SELECTED PASSAGE >>
------------------------------------------------------------------------
God on Trial

[special_heading title=”God on Trial ” subtitle=”By Rev. Dr. Stan Jewell ” separator=”yes”]Today at Central in the Adult Education Class Erica introduced the book “Waking Up White”.  It is the book that has been recommended by the Co- Moderators of the General Assembly as a book to read across the Presbyterian Church and of course beyond.  I am about a third of the way through and I highly recommend it.

In the chapter entitled, “Seeing is believing or is it the other way ‘round?” the Author Debby Irving writes about how we tend to align what we hear, read or see with our underlying beliefs.  She illustrated that by telling of watching an old episode of “I Love Lucy”.  Lucy had gotten wrapped up in a Murder Mystery Book. In the midst of reading she overhears Ricky say to someone on the phone: “I’ve finally made up my mind.  I am gonna get rid of her.” He was talking about one of the female performers in his act.  But because of her submersion in the culture of the murder mystery, Lucy lets this comment fuel her suspicion. Lucy’s perception grows increasingly narrow as sees and hears everything Ricky does and says in ways that fit her distorted Storyline.  You can imagine the humorous situations that ensued.
------------------------------------------------------------------------
PROVIDED DATA >>
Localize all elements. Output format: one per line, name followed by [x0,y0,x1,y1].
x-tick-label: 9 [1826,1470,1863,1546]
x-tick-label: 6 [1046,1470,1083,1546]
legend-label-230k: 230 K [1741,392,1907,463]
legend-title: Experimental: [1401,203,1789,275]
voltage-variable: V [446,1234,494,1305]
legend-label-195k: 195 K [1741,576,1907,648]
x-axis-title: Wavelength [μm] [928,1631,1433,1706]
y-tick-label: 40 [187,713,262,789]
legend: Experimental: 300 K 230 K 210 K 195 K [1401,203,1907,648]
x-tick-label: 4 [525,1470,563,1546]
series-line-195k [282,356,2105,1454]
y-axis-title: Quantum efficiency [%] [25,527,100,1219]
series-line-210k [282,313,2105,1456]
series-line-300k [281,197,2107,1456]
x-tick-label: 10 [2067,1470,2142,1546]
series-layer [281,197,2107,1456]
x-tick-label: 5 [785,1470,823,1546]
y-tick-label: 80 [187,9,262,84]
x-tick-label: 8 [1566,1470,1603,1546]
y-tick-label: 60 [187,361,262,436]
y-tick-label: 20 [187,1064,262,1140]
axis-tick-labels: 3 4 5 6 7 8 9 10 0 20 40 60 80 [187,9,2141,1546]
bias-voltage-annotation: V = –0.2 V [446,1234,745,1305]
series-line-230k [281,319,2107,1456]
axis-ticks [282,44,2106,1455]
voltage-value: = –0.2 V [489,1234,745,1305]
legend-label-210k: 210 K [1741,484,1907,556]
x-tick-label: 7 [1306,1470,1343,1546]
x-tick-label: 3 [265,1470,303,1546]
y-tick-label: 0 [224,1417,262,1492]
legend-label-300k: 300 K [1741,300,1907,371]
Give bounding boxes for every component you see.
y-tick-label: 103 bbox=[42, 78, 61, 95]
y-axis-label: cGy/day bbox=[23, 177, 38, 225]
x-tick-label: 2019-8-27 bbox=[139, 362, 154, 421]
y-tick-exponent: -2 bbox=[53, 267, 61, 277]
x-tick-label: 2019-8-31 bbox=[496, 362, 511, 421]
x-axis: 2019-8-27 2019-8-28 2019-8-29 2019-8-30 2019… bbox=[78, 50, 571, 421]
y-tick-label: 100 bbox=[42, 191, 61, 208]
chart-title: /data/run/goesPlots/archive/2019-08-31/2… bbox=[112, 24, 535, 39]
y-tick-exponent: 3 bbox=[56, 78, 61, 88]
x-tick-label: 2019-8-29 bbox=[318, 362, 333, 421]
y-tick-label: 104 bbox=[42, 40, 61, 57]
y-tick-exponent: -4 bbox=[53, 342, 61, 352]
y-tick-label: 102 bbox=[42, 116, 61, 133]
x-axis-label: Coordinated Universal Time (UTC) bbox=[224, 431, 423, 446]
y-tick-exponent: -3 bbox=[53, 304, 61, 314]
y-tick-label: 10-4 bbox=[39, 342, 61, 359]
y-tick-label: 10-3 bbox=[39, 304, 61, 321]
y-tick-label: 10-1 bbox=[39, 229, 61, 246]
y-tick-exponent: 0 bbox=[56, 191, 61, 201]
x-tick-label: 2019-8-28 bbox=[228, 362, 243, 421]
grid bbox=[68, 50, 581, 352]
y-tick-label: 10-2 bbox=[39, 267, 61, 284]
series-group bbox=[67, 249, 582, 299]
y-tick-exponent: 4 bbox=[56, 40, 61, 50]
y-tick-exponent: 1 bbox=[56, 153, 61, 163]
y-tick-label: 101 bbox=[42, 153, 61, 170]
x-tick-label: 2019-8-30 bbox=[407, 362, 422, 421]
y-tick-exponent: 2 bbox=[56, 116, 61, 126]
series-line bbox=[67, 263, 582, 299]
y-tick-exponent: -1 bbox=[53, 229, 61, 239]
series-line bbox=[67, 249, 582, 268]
------------------------------------------------------------------------
DIRECTIONS >> Can you retype, word for word, the part of the "God on Trial" text that begins with the words "In the chapter" and closes with "situations that ensued."?

OUTPUT BELOW >>
In the chapter entitled, “Seeing is believing or is it the other way ‘round?” the Author Debby Irving writes about how we tend to align what we hear, read or see with our underlying beliefs.  She illustrated that by telling of watching an old episode of “I Love Lucy”.  Lucy had gotten wrapped up in a Murder Mystery Book. In the midst of reading she overhears Ricky say to someone on the phone: “I’ve finally made up my mind.  I am gonna get rid of her.” He was talking about one of the female performers in his act.  But because of her submersion in the culture of the murder mystery, Lucy lets this comment fuel her suspicion. Lucy’s perception grows increasingly narrow as sees and hears everything Ricky does and says in ways that fit her distorted Storyline.  You can imagine the humorous situations that ensued.